Aim: Please reproduce the Raisi passage below word for word, starting at "Raisi’s political career" and ending at "towns across Iran.".

Excerpted text:
··········
But there are many in Iran itself who will not be mourning the 63-year-old’s demise. For they knew him for what he was: a vicious Islamist tyrant.

Raisi’s political career was built on his capacity for brutal, lethal intolerance. He first came to public attention in 1985 when, as a young, ultra-conservative cleric, he was appointed as deputy prosecutor of Tehran. Within three years, he achieved notoriety as one of four members of a committee tasked with prosecuting thousands of largely political dissenters – a move that was designed to consolidate the theocrats’ triumph over the Iranian left after the 1979 revolution. Under the orders of the then-supreme leader, Ayatollah Khomeini, Raisi’s committee sentenced thousands to death. Over the course of five months, between 5,000 and 30,000 people were interrogated, tortured and executed. Some died at the hands of firing squads, while many more were slowly and publicly hanged to death in cities and towns across Iran.
··········
Dataset content:
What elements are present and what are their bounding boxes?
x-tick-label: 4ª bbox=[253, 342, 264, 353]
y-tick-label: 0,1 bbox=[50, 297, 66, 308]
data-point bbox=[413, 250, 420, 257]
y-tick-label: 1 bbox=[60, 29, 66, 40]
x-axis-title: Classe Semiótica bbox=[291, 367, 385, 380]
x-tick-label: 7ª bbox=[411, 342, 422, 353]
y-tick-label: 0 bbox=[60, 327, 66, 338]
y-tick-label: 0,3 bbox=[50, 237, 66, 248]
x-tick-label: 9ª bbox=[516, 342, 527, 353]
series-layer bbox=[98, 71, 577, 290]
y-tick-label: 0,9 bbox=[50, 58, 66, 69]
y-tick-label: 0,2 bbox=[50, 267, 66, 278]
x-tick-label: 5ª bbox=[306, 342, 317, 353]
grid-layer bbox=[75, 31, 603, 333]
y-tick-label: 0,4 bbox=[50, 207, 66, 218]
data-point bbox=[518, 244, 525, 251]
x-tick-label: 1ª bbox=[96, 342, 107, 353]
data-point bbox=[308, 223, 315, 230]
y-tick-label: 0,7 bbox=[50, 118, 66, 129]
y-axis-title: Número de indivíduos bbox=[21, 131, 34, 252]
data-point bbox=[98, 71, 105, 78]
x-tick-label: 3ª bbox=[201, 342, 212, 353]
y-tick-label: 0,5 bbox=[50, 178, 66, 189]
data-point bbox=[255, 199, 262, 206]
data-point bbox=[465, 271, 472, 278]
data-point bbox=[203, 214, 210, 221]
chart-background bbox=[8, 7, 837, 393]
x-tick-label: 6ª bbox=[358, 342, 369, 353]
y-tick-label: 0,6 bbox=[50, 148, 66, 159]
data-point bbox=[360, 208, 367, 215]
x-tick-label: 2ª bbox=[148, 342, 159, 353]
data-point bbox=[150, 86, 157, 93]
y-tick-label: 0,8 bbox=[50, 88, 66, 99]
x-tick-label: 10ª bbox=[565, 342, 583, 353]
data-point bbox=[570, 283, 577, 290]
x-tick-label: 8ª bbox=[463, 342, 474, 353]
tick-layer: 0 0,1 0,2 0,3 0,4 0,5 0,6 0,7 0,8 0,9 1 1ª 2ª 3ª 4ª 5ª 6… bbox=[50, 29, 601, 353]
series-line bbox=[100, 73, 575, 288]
··········
Final answer:
Raisi’s political career was built on his capacity for brutal, lethal intolerance. He first came to public attention in 1985 when, as a young, ultra-conservative cleric, he was appointed as deputy prosecutor of Tehran. Within three years, he achieved notoriety as one of four members of a committee tasked with prosecuting thousands of largely political dissenters – a move that was designed to consolidate the theocrats’ triumph over the Iranian left after the 1979 revolution. Under the orders of the then-supreme leader, Ayatollah Khomeini, Raisi’s committee sentenced thousands to death. Over the course of five months, between 5,000 and 30,000 people were interrogated, tortured and executed. Some died at the hands of firing squads, while many more were slowly and publicly hanged to death in cities and towns across Iran.